• **ИСТОЧНИК**:
Перед тем как забраться на Кавказ, хотелось повидаться с сестрой,
Розой, которая работала тогда в костромской организации. Но приезд в Кострому
был не безопасен, так как и сама сестра была уже несколько на виду у жандармов,
да и меня могли узнать, вспомнить Пелагею Давыдовну. Поэтому виделись с ней не
в самой Костроме, а в имении Жирославка (в 30 вёрстах от города) у
сочувствовавших нам помещиков Колодезниковых. Под их гостеприимным кровом и
впоследствии приходилось укрываться. Раз даже целую типографию на полном ходу в
Жирославке поместила.
В Тифлис попала в очень тревожное время. Почти за всеми
членами Союзного совета усиленно следила жандармерия. В особо тяжёлом положении
находился работавший там же с полгода (под именем Николая Ивановича Голованова)
Владимир Бобровский. Когда я приехала к нему (жил он в каких-то грязных
номерах), не успели мы двух слов сказать, как ворвался незнакомый товарищ и
волнуясь скороговоркой произнёс: «Хотите верьте, хотите нет, я родственник Саши
(под именем Саши в тифлисской организации работал тогда, совсем ещё
юнцом-гимназистом, теперь покойный тов. Казаров). Пришёл предупредить вас, что
к гостинице подходит полиция. Идут за Головановым. Следуйте немедленно за мною
чёрным ходом и проходным двором в переулок, если хотите спастись!» Мы
немедленно пошли за неожиданным спасителем. Очутившись в пустынном переулке,
разошлись в разные стороны: Голованов с неизвестным товарищем до ближайшего
извозчика, а я тихонько пешком разыскивать других товарищей. Был у меня адрес
учительницы музыки, фамилия которой, кажется, была Аджарова, а в организации её
называли просто Надежда. Эта Надежда в тот же день устроила меня с комнатой в
знакомой ей армянской семье. А к вечеру она сообщила, что Голованов находится в
полной безопасности. Запрятали его товарищи в сакле, на горе Святого Давида, у
своих людей. Там же завтра состоится заседание Союзного совета. На гору пошла в
сопровождении грузина, хозяина сакли, содержавшего в городе парикмахерскую.
Навстречу нам вышла по-восточному одетая молодая женщина, жена парикмахера. На
мой удивлённый вопрос: «Неужели и эта женщина нам сочувствует?», мой
провожатый, погрозив в воздух здоровенным кулаком, воскликнул: «О! посмей она
мне не сочувствовать!».
Сакля — спуск в какое-то подземелье. Своеобразие обстановки
этого восточного обиталища было так необычно! Я растерянно остановилась на
пороге. В облаках табачного дыма стали вырисовываться силуэты чёрных людей,
сидящих за столом и уплетающих жирную баранину. Среди них был Голованов. Все
эти на первый взгляд дикие люди оказались товарищами, членами Союзного совета.

• **СТРОКИ ДАННЫХ**:
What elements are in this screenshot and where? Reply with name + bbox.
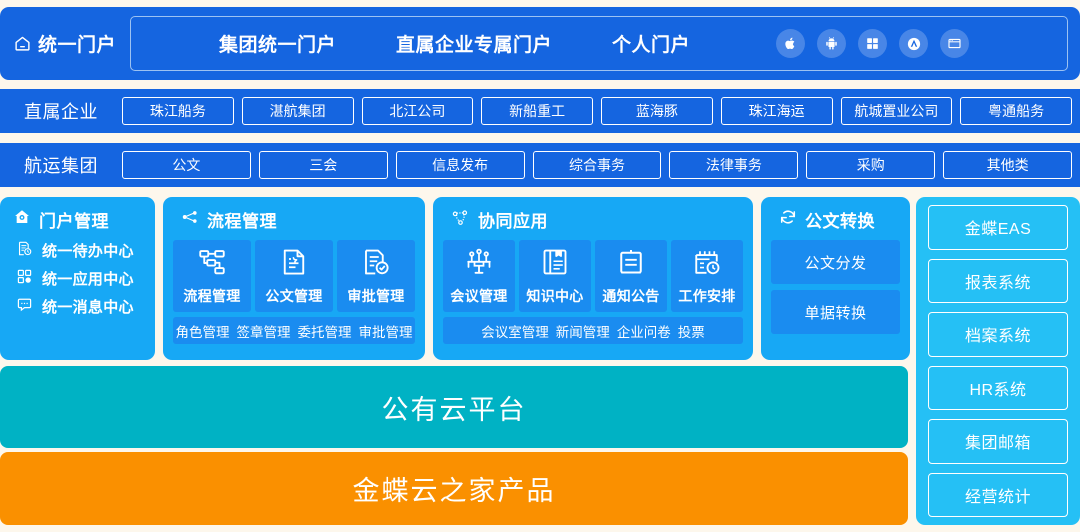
card-title-label: 协同应用 (478, 207, 548, 232)
header-tabbar: 集团统一门户 直属企业专属门户 个人门户 (130, 16, 1068, 71)
bar-label: 金蝶云之家产品 (353, 469, 556, 508)
home-gear-icon (13, 208, 31, 231)
sub-item-meeting-room-management[interactable]: 会议室管理 (481, 321, 549, 341)
tile-meeting-management[interactable]: 会议管理 (443, 240, 515, 312)
nav-btn-subsidiary-0[interactable]: 珠江船务 (122, 97, 234, 125)
sidebar-item-kingdee-eas[interactable]: 金蝶EAS (928, 205, 1068, 250)
collab-tiles: 会议管理 知识中心 (443, 240, 743, 312)
sidebar-item-business-statistics[interactable]: 经营统计 (928, 473, 1068, 518)
tab-personal-portal[interactable]: 个人门户 (582, 30, 720, 57)
nav-row-subsidiaries: 直属企业 珠江船务 湛航集团 北江公司 新船重工 蓝海豚 珠江海运 航城置业公司… (0, 89, 1080, 133)
tile-label: 工作安排 (678, 286, 735, 306)
announcement-board-icon (616, 247, 646, 282)
book-icon (540, 247, 570, 282)
card-document-conversion: 公文转换 公文分发 单据转换 (761, 197, 910, 360)
sub-item-enterprise-survey[interactable]: 企业问卷 (617, 321, 671, 341)
home-icon (14, 35, 31, 52)
tile-label: 公文管理 (265, 286, 322, 306)
todo-list-clock-icon (16, 240, 33, 261)
browser-window-icon[interactable] (940, 29, 969, 58)
sidebar-item-hr-system[interactable]: HR系统 (928, 366, 1068, 411)
document-conversion-buttons: 公文分发 单据转换 (771, 240, 900, 334)
tile-work-schedule[interactable]: 工作安排 (671, 240, 743, 312)
app-grid-icon (16, 268, 33, 289)
card-title-label: 流程管理 (207, 207, 277, 232)
flow-node-icon (181, 208, 199, 231)
portal-architecture-diagram: 统一门户 集团统一门户 直属企业专属门户 个人门户 (0, 0, 1080, 532)
sidebar-item-report-system[interactable]: 报表系统 (928, 259, 1068, 304)
bar-kingdee-cloud-home-product: 金蝶云之家产品 (0, 452, 908, 525)
nav-items-subsidiaries: 珠江船务 湛航集团 北江公司 新船重工 蓝海豚 珠江海运 航城置业公司 粤通船务 (122, 97, 1080, 125)
calendar-clock-icon (692, 247, 722, 282)
brand: 统一门户 (0, 30, 130, 57)
nav-btn-subsidiary-6[interactable]: 航城置业公司 (841, 97, 953, 125)
nav-btn-category-6[interactable]: 其他类 (943, 151, 1072, 179)
tile-document-management[interactable]: 公文管理 (255, 240, 333, 312)
conv-btn-voucher-conversion[interactable]: 单据转换 (771, 290, 900, 334)
nav-btn-category-1[interactable]: 三会 (259, 151, 388, 179)
apple-icon[interactable] (776, 29, 805, 58)
document-check-icon (361, 247, 391, 282)
windows-icon[interactable] (858, 29, 887, 58)
header-bar: 统一门户 集团统一门户 直属企业专属门户 个人门户 (0, 7, 1080, 80)
nav-items-shipping-group: 公文 三会 信息发布 综合事务 法律事务 采购 其他类 (122, 151, 1080, 179)
portal-item-label: 统一待办中心 (42, 240, 134, 261)
collab-sub-items: 会议室管理 新闻管理 企业问卷 投票 (443, 317, 743, 344)
external-systems-sidebar: 金蝶EAS 报表系统 档案系统 HR系统 集团邮箱 经营统计 (916, 197, 1080, 525)
sidebar-item-archive-system[interactable]: 档案系统 (928, 312, 1068, 357)
portal-item-message-center[interactable]: 统一消息中心 (16, 296, 145, 317)
share-nodes-icon (451, 208, 470, 232)
nav-row-label-shipping-group: 航运集团 (0, 152, 122, 178)
appstore-icon[interactable] (899, 29, 928, 58)
document-icon (279, 247, 309, 282)
tile-label: 审批管理 (347, 286, 404, 306)
card-title-portal-management: 门户管理 (10, 207, 145, 232)
process-tiles: 流程管理 公文管理 (173, 240, 415, 312)
bar-public-cloud-platform: 公有云平台 (0, 366, 908, 448)
nav-row-label-subsidiaries: 直属企业 (0, 98, 122, 124)
flowchart-icon (197, 247, 227, 282)
refresh-sync-icon (779, 208, 797, 231)
nav-btn-subsidiary-4[interactable]: 蓝海豚 (601, 97, 713, 125)
card-title-collaborative-application: 协同应用 (443, 207, 743, 232)
portal-item-todo-center[interactable]: 统一待办中心 (16, 240, 145, 261)
nav-btn-category-5[interactable]: 采购 (806, 151, 935, 179)
module-cards: 门户管理 统一待办中心 (0, 197, 908, 360)
sub-item-delegate-management[interactable]: 委托管理 (298, 321, 352, 341)
process-sub-items: 角色管理 签章管理 委托管理 审批管理 (173, 317, 415, 344)
sub-item-vote[interactable]: 投票 (678, 321, 705, 341)
tile-label: 会议管理 (450, 286, 507, 306)
nav-btn-category-0[interactable]: 公文 (122, 151, 251, 179)
portal-item-label: 统一消息中心 (42, 296, 134, 317)
card-title-document-conversion: 公文转换 (771, 207, 900, 232)
nav-btn-subsidiary-2[interactable]: 北江公司 (362, 97, 474, 125)
tile-label: 知识中心 (526, 286, 583, 306)
brand-label: 统一门户 (38, 30, 116, 57)
nav-btn-category-4[interactable]: 法律事务 (669, 151, 798, 179)
conv-btn-document-distribution[interactable]: 公文分发 (771, 240, 900, 284)
tile-process-management[interactable]: 流程管理 (173, 240, 251, 312)
nav-btn-subsidiary-7[interactable]: 粤通船务 (960, 97, 1072, 125)
meeting-people-icon (464, 247, 494, 282)
bar-label: 公有云平台 (382, 388, 527, 427)
tile-approval-management[interactable]: 审批管理 (337, 240, 415, 312)
card-title-process-management: 流程管理 (173, 207, 415, 232)
card-title-label: 门户管理 (39, 207, 109, 232)
sidebar-item-group-mailbox[interactable]: 集团邮箱 (928, 419, 1068, 464)
card-title-label: 公文转换 (805, 207, 875, 232)
portal-management-list: 统一待办中心 统一应用中心 (10, 240, 145, 317)
nav-btn-category-2[interactable]: 信息发布 (396, 151, 525, 179)
portal-tabs: 集团统一门户 直属企业专属门户 个人门户 (131, 30, 720, 57)
tab-group-portal[interactable]: 集团统一门户 (131, 30, 366, 57)
nav-btn-subsidiary-5[interactable]: 珠江海运 (721, 97, 833, 125)
card-collaborative-application: 协同应用 (433, 197, 753, 360)
tile-label: 流程管理 (183, 286, 240, 306)
nav-btn-subsidiary-1[interactable]: 湛航集团 (242, 97, 354, 125)
nav-btn-subsidiary-3[interactable]: 新船重工 (481, 97, 593, 125)
tile-knowledge-center[interactable]: 知识中心 (519, 240, 591, 312)
android-icon[interactable] (817, 29, 846, 58)
card-process-management: 流程管理 流程管理 (163, 197, 425, 360)
nav-row-shipping-group: 航运集团 公文 三会 信息发布 综合事务 法律事务 采购 其他类 (0, 143, 1080, 187)
tab-subsidiary-portal[interactable]: 直属企业专属门户 (366, 30, 582, 57)
tile-notice-announcement[interactable]: 通知公告 (595, 240, 667, 312)
nav-btn-category-3[interactable]: 综合事务 (533, 151, 662, 179)
sub-item-seal-management[interactable]: 签章管理 (237, 321, 291, 341)
message-bubble-icon (16, 296, 33, 317)
portal-item-label: 统一应用中心 (42, 268, 134, 289)
platform-icons (776, 29, 969, 58)
sub-item-role-management[interactable]: 角色管理 (176, 321, 230, 341)
sub-item-approval-management[interactable]: 审批管理 (359, 321, 413, 341)
portal-item-app-center[interactable]: 统一应用中心 (16, 268, 145, 289)
sub-item-news-management[interactable]: 新闻管理 (556, 321, 610, 341)
tile-label: 通知公告 (602, 286, 659, 306)
card-portal-management: 门户管理 统一待办中心 (0, 197, 155, 360)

• **ЗАДАНИЯ**:
**a.** Ответьте по отрывку на три вопроса:
(i) На каком расстоянии от Костромы находилось имение Жирославка?
(ii) Под каким именем работал в Тифлисе Владимир Бобровский?
(iii) Чем занимался в городе хозяин сакли?
**b.** Перепишите отрывок начиная со слов «Перед тем как» и до слов «Николая Ивановича Голованова)», поменяв «жандармерия» на «полиция».
**c.** Перескажите абзац отрывка, начинающийся словами «Перед тем как забраться на Кавказ», в виде краткого списка, сохранив главные факты.
Строки для работы с отрывком не нужны.

• **ОТВЕТЫ**:
**a.**
(i) В 30 вёрстах от города.
(ii) Под именем Николая Ивановича Голованова.
(iii) Он содержал парикмахерскую.

**b.**
Перед тем как забраться на Кавказ, хотелось повидаться с сестрой,
Розой, которая работала тогда в костромской организации. Но приезд в Кострому
был не безопасен, так как и сама сестра была уже несколько на виду у жандармов,
да и меня могли узнать, вспомнить Пелагею Давыдовну. Поэтому виделись с ней не
в самой Костроме, а в имении Жирославка (в 30 вёрстах от города) у
сочувствовавших нам помещиков Колодезниковых. Под их гостеприимным кровом и
впоследствии приходилось укрываться. Раз даже целую типографию на полном ходу в
Жирославке поместила.
В Тифлис попала в очень тревожное время. Почти за всеми
членами Союзного совета усиленно следила полиция. В особо тяжёлом положении
находился работавший там же с полгода (под именем Николая Ивановича Голованова)

**c.**
- Перед поездкой на Кавказ хотелось повидаться с сестрой Розой, работавшей тогда в костромской организации.
- Ехать в Кострому было небезопасно: сестра уже была на виду у жандармов, а меня могли узнать.
- Встретились в имении Жирославка, в 30 вёрстах от города, у сочувствовавших помещиков Колодезниковых.
- Позже там приходилось укрываться, а однажды в Жирославке разместили целую действующую типографию.